Pull out every line containing the string "werden".

====== SUPPLIED MATERIAL ======

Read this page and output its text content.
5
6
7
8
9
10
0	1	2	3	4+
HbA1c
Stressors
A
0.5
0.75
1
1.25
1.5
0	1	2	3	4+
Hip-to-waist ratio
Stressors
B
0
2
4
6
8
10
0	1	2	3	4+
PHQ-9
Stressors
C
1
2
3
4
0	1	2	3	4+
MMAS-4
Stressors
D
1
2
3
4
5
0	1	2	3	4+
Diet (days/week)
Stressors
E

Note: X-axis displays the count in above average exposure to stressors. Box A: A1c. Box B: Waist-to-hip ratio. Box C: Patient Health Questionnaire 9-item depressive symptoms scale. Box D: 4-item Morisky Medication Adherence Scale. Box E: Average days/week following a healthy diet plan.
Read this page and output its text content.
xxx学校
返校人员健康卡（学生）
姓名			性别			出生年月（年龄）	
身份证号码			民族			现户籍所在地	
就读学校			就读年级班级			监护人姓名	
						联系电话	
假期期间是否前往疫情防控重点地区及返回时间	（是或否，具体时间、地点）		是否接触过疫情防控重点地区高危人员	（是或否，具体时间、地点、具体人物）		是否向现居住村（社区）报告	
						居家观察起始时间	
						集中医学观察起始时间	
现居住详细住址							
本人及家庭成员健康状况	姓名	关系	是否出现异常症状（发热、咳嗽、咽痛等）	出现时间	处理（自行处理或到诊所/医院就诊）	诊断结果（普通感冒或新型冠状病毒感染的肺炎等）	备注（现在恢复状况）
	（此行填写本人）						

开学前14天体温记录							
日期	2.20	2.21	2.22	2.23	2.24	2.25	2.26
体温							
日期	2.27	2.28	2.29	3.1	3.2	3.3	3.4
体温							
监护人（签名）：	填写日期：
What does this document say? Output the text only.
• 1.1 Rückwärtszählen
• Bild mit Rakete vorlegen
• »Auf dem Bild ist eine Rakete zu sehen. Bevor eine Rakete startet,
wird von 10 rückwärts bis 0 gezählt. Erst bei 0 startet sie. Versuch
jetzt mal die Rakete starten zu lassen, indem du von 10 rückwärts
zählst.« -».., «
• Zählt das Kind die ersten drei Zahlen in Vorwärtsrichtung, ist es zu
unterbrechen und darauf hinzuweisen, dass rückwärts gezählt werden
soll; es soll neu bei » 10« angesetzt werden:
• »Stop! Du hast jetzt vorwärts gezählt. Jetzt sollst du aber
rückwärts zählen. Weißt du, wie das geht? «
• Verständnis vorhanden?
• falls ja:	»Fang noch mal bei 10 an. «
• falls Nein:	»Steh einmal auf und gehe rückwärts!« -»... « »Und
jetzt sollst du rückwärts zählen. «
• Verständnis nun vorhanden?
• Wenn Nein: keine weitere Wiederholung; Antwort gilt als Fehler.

======

### EXERCISE ANSWER
unterbrechen und darauf hinzuweisen, dass rückwärts gezählt werden
soll; es soll neu bei » 10« angesetzt werden:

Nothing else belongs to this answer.